Question

Separate the real & imaginary part
Sec(x+iy)

Answer 1

Step-by-step explanation:

sec(x+iy)=cosec[90-(x+iy)]

comparing the equation

x+iy=90-x-iy

2(iy)=90-2x

iy=2(45-x)÷2

I=45-x÷y

Answer 2

Real part = $\dfrac{2\cos x\cos hy}{\cos 2x+\cosh 2y}$ and Imaginary part = $\dfrac{2\sin x\sin hy}{\cos 2x+\cosh 2y}$

Step-by-step explanation:

We have,

$\sec(x+iy)$

To separate the real and imaginary part of $\sec(x+iy)$ = ?

∴ $\sec(x+iy)$

$=\dfrac{1}{\cos(x+iy)}$

Rationalising numerator and denominator, we get

$=\dfrac{1}{2\cos(x+iy)}\times \dfrac{2\cos(x-iy)}{\cos(x-iy)}$

$=\dfrac{2(\cos x\cos iy+\sin x\sin iy)}{\cos 2x+\cos 2iy}$

Using the trigonometric identity,

$\cos (A-B)=\cos A\cos B+\sin A\sin B$

$=\dfrac{2(\cos x\cos hy+i\sin x\sin hy)}{\cos 2x+\cosh 2y}$

Separating real and imaginary part, we get

$=\dfrac{2\cos x\cos hy}{\cos 2x+\cosh 2y} +i\dfrac{2\sin x\sin hy}{\cos 2x+\cosh 2y}$

∴ Real part = $\dfrac{2\cos x\cos hy}{\cos 2x+\cosh 2y}$ and

Imaginary part = $\dfrac{2\sin x\sin hy}{\cos 2x+\cosh 2y}$

§

• _Job A_:
Answer these questions about the thread:
(i) What expression does the original question ask to separate into real and imaginary parts?
(ii) In the first answer, what is sec(x+iy) rewritten as on its first line?
(iii) Which trigonometric identity does the second answer cite?
• _Job B_: Please write out the lines of the records starting at the line that contains "node-iced: iced bbox=[786, 708, 978, 803]" and ending at the line that contains "group-renderers: wgpu glow".
The thread and the records have no connection to each other.

Dataset records
§

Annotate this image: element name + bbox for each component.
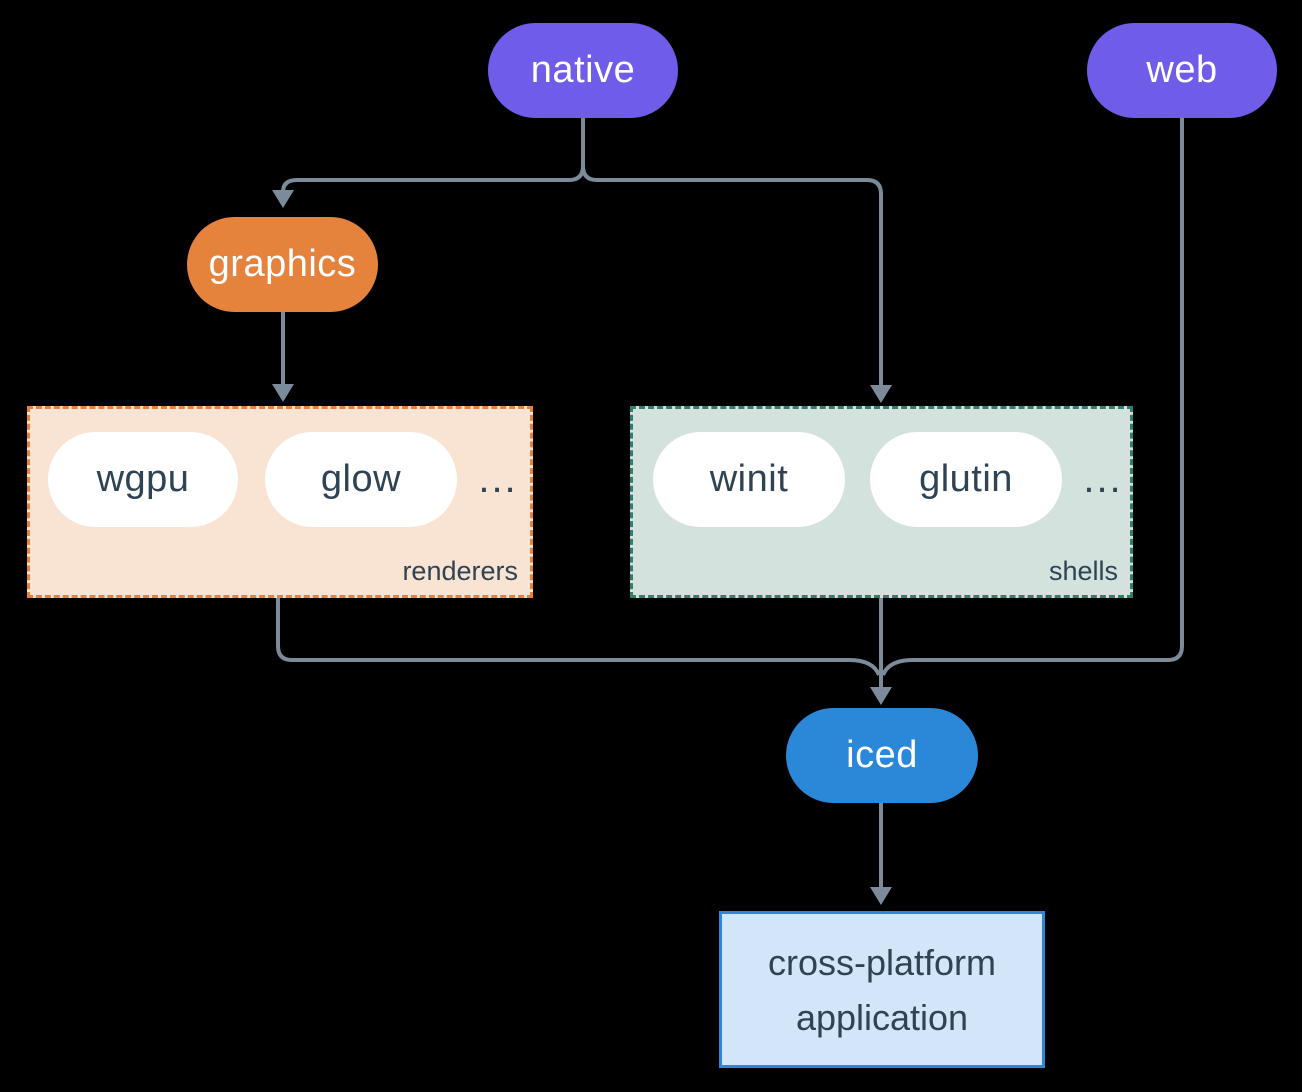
node-iced: iced bbox=[786, 708, 978, 803]
application-label-line2: application bbox=[795, 996, 969, 1038]
arrowhead-graphics bbox=[272, 190, 294, 208]
renderers-group-label: renderers bbox=[402, 556, 518, 586]
node-glutin: glutin bbox=[870, 432, 1062, 527]
group-renderers: wgpu glow ... renderers bbox=[27, 406, 533, 598]
arrowhead-shells bbox=[870, 385, 892, 403]
edge-web-iced bbox=[881, 118, 1184, 676]
shells-group-label: shells bbox=[1048, 556, 1118, 586]
edge-native-graphics bbox=[281, 118, 585, 193]
node-winit: winit bbox=[653, 432, 845, 527]
edge-renderers-iced bbox=[276, 598, 881, 676]
edge-native-shells bbox=[581, 118, 883, 385]
shells-ellipsis: ... bbox=[1083, 457, 1123, 501]
arrowhead-application bbox=[870, 887, 892, 905]
arrowhead-renderers bbox=[272, 384, 294, 402]
node-glow: glow bbox=[265, 432, 457, 527]
group-shells: winit glutin ... shells bbox=[630, 406, 1133, 598]
node-native: native bbox=[488, 23, 678, 118]
node-cross-platform-application: cross-platform application bbox=[719, 911, 1045, 1068]
arrowhead-iced bbox=[870, 687, 892, 705]
application-label-line1: cross-platform bbox=[767, 941, 997, 983]
node-wgpu: wgpu bbox=[48, 432, 238, 527]
renderers-ellipsis: ... bbox=[478, 457, 518, 501]
node-web: web bbox=[1087, 23, 1277, 118]
node-graphics: graphics bbox=[187, 217, 378, 312]
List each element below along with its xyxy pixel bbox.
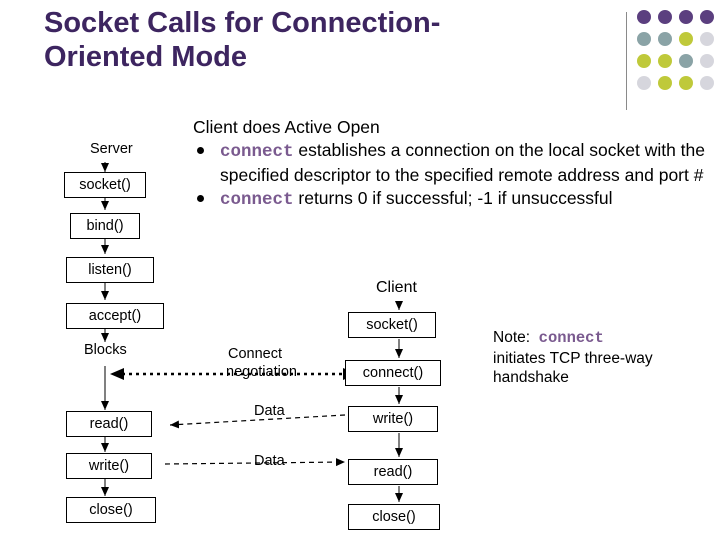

§

• _Task result A_:
(i) Sec(x+iy)
(ii) cosec[90-(x+iy)]
(iii) cos(A−B) = cos A cos B + sin A sin B

• _Task result B_:
node-iced: iced bbox=[786, 708, 978, 803]
application-label-line2: application bbox=[795, 996, 969, 1038]
arrowhead-graphics bbox=[272, 190, 294, 208]
renderers-group-label: renderers bbox=[402, 556, 518, 586]
node-glutin: glutin bbox=[870, 432, 1062, 527]
group-renderers: wgpu glow ... renderers bbox=[27, 406, 533, 598]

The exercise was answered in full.